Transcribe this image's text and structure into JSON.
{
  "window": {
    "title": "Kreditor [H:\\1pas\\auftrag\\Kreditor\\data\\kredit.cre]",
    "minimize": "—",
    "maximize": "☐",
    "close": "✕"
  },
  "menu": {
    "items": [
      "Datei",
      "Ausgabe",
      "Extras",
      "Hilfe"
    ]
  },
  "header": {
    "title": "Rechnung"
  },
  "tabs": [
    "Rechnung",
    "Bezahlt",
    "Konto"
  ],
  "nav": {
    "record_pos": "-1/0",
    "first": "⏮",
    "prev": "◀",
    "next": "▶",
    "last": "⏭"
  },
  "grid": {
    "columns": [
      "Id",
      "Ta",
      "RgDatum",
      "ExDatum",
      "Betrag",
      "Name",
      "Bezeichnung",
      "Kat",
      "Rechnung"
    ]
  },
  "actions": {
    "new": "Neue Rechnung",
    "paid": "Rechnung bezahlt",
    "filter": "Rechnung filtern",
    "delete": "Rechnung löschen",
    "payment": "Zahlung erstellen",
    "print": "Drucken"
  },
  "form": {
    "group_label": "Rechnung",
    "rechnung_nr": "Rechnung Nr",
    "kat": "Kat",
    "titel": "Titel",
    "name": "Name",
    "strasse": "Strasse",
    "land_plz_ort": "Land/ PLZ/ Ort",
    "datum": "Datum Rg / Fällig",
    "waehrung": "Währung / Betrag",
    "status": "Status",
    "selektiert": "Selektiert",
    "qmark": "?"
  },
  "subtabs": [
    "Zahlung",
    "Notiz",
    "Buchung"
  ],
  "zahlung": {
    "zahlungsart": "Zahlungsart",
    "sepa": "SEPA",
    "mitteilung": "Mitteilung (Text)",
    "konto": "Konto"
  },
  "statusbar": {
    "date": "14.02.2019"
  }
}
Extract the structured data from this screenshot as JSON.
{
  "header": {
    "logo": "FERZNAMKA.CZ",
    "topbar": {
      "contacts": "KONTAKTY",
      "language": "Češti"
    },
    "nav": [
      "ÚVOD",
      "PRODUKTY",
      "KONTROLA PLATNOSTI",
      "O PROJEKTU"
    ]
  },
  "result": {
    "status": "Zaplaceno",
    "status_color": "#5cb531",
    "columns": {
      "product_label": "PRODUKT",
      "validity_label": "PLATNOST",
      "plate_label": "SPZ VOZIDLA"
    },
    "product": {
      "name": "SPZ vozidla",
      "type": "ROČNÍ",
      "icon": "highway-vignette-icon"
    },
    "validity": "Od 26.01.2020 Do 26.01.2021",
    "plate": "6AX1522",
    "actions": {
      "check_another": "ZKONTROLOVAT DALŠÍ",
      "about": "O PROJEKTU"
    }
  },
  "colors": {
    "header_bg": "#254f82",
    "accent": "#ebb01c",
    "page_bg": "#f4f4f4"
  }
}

* [Exercise prompt]: Print every line of the records exactly. Omit nothing.

* [Response for this exercise]:
Transcribe this image's text and structure into JSON.
{
  "window": {
    "title": "Kreditor [H:\\1pas\\auftrag\\Kreditor\\data\\kredit.cre]",
    "minimize": "—",
    "maximize": "☐",
    "close": "✕"
  },
  "menu": {
    "items": [
      "Datei",
      "Ausgabe",
      "Extras",
      "Hilfe"
    ]
  },
  "header": {
    "title": "Rechnung"
  },
  "tabs": [
    "Rechnung",
    "Bezahlt",
    "Konto"
  ],
  "nav": {
    "record_pos": "-1/0",
    "first": "⏮",
    "prev": "◀",
    "next": "▶",
    "last": "⏭"
  },
  "grid": {
    "columns": [
      "Id",
      "Ta",
      "RgDatum",
      "ExDatum",
      "Betrag",
      "Name",
      "Bezeichnung",
      "Kat",
      "Rechnung"
    ]
  },
  "actions": {
    "new": "Neue Rechnung",
    "paid": "Rechnung bezahlt",
    "filter": "Rechnung filtern",
    "delete": "Rechnung löschen",
    "payment": "Zahlung erstellen",
    "print": "Drucken"
  },
  "form": {
    "group_label": "Rechnung",
    "rechnung_nr": "Rechnung Nr",
    "kat": "Kat",
    "titel": "Titel",
    "name": "Name",
    "strasse": "Strasse",
    "land_plz_ort": "Land/ PLZ/ Ort",
    "datum": "Datum Rg / Fällig",
    "waehrung": "Währung / Betrag",
    "status": "Status",
    "selektiert": "Selektiert",
    "qmark": "?"
  },
  "subtabs": [
    "Zahlung",
    "Notiz",
    "Buchung"
  ],
  "zahlung": {
    "zahlungsart": "Zahlungsart",
    "sepa": "SEPA",
    "mitteilung": "Mitteilung (Text)",
    "konto": "Konto"
  },
  "statusbar": {
    "date": "14.02.2019"
  }
}
Extract the structured data from this screenshot as JSON.
{
  "header": {
    "logo": "FERZNAMKA.CZ",
    "topbar": {
      "contacts": "KONTAKTY",
      "language": "Češti"
    },
    "nav": [
      "ÚVOD",
      "PRODUKTY",
      "KONTROLA PLATNOSTI",
      "O PROJEKTU"
    ]
  },
  "result": {
    "status": "Zaplaceno",
    "status_color": "#5cb531",
    "columns": {
      "product_label": "PRODUKT",
      "validity_label": "PLATNOST",
      "plate_label": "SPZ VOZIDLA"
    },
    "product": {
      "name": "SPZ vozidla",
      "type": "ROČNÍ",
      "icon": "highway-vignette-icon"
    },
    "validity": "Od 26.01.2020 Do 26.01.2021",
    "plate": "6AX1522",
    "actions": {
      "check_another": "ZKONTROLOVAT DALŠÍ",
      "about": "O PROJEKTU"
    }
  },
  "colors": {
    "header_bg": "#254f82",
    "accent": "#ebb01c",
    "page_bg": "#f4f4f4"
  }
}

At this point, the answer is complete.